#### Data supplied
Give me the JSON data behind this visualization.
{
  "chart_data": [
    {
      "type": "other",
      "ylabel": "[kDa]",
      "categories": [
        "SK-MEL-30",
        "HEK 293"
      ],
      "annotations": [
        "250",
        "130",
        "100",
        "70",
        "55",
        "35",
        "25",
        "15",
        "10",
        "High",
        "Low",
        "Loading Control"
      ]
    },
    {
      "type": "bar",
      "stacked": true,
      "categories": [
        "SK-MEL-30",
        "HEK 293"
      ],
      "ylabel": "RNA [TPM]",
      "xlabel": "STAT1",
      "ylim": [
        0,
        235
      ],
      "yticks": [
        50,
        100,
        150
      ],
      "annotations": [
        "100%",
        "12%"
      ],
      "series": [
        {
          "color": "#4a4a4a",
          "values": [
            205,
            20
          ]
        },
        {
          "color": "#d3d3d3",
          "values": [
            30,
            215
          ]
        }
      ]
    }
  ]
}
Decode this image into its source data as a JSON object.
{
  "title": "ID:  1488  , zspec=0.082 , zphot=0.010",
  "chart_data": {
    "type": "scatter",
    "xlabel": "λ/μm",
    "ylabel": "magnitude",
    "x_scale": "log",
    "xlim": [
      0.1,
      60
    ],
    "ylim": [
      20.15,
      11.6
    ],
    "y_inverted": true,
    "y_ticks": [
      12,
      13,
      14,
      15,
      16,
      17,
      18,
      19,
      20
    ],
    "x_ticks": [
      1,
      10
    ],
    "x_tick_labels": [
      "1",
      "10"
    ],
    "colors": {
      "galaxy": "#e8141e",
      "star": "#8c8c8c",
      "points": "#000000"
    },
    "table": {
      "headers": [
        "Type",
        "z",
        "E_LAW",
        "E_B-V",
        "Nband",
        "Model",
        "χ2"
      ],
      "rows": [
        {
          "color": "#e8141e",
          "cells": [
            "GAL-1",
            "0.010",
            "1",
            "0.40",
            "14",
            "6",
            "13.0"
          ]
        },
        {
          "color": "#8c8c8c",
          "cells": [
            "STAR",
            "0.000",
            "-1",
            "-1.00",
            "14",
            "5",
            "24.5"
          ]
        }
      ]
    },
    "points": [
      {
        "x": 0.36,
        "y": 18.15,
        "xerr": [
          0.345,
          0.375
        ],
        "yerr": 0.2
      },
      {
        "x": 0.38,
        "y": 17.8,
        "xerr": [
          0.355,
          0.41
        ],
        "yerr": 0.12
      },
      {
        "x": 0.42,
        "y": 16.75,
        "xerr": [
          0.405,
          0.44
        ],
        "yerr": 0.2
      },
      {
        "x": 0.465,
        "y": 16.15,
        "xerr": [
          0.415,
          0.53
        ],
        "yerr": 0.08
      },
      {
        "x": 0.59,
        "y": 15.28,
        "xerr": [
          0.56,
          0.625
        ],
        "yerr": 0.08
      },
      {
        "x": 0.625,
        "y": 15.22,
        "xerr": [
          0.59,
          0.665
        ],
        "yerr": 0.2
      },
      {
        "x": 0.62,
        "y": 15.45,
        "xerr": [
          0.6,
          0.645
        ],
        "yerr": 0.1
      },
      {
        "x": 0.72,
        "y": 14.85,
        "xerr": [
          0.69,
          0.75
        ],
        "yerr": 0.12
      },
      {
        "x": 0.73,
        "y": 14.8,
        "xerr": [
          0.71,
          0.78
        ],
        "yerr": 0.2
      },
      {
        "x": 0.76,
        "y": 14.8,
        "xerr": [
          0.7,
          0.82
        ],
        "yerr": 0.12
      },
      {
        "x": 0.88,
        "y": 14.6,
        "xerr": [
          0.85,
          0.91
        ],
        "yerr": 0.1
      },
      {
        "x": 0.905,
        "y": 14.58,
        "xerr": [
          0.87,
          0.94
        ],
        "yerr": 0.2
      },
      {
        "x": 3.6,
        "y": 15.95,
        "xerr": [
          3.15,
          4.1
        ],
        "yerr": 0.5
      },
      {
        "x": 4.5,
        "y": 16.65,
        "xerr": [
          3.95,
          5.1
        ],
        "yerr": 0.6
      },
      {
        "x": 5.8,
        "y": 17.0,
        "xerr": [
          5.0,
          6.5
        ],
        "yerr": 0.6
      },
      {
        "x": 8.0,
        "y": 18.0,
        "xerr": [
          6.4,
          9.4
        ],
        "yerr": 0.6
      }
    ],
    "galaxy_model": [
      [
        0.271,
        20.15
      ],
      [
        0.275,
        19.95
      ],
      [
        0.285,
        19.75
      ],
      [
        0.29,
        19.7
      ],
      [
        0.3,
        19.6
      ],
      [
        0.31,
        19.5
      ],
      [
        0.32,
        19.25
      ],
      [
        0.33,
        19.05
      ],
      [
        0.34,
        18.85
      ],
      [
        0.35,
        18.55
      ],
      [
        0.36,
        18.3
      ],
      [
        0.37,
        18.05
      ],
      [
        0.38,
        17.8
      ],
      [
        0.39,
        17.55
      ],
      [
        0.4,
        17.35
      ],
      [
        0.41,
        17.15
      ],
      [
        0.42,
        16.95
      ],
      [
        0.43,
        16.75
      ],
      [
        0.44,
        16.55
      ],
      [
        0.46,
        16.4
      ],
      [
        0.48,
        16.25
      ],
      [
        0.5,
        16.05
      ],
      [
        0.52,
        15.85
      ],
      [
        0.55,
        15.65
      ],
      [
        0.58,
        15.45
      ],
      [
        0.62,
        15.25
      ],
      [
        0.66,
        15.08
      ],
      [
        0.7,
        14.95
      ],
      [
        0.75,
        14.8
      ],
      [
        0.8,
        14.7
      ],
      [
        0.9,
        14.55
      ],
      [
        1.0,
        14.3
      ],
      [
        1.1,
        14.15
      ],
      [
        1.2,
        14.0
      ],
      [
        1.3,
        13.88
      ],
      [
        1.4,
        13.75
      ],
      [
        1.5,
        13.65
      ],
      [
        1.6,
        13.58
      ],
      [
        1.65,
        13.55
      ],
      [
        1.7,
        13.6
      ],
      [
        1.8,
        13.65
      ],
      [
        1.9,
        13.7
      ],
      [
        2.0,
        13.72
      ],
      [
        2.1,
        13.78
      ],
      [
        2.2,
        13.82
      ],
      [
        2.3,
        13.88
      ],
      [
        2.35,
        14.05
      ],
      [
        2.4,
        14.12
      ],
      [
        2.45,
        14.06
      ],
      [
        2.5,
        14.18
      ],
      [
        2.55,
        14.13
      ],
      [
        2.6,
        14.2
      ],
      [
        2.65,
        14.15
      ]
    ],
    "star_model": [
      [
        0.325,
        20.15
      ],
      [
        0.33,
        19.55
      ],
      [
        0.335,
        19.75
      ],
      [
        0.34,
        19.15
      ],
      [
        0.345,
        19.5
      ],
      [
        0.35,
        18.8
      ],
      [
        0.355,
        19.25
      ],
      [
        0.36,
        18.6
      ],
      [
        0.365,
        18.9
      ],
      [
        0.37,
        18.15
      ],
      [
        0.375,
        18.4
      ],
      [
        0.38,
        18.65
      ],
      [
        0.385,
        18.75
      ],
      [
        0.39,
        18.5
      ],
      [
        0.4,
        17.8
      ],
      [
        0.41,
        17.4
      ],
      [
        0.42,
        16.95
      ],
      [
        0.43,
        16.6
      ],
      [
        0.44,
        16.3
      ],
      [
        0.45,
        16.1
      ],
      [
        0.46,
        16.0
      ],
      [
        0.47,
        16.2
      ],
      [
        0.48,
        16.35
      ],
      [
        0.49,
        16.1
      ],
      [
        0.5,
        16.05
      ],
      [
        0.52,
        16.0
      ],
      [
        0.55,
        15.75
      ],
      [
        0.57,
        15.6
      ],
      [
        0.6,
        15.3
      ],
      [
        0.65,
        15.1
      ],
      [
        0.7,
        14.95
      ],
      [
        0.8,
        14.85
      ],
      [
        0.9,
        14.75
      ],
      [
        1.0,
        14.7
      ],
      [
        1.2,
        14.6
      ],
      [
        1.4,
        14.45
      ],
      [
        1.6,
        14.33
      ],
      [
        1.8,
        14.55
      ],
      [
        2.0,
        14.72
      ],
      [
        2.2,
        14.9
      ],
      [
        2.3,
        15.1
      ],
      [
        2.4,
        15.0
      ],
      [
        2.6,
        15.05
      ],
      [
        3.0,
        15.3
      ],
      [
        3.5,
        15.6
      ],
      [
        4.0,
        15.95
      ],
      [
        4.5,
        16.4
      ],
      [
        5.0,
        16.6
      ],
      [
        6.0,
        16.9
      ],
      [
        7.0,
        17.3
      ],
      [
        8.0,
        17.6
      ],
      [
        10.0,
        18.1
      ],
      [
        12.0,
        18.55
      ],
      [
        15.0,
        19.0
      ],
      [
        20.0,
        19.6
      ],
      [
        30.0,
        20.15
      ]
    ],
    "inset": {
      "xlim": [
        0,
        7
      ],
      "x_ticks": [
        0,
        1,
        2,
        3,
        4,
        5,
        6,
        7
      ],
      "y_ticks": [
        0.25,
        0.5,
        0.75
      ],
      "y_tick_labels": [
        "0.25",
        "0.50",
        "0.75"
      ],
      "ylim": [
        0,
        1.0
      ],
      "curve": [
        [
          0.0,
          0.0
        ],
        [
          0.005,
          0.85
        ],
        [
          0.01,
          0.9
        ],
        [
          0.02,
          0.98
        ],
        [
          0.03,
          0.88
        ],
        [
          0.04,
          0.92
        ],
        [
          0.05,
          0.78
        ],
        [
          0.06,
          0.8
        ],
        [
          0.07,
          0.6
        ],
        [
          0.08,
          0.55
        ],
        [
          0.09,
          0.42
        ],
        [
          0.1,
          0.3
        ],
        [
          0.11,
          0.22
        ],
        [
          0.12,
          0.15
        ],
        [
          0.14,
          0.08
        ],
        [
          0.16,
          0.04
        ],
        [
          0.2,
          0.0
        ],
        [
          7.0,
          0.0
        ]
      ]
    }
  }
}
########
→ **Goal**
Determine how many lines of the data contain the word "ylabel", and reply with that number only.

→ **Response**
3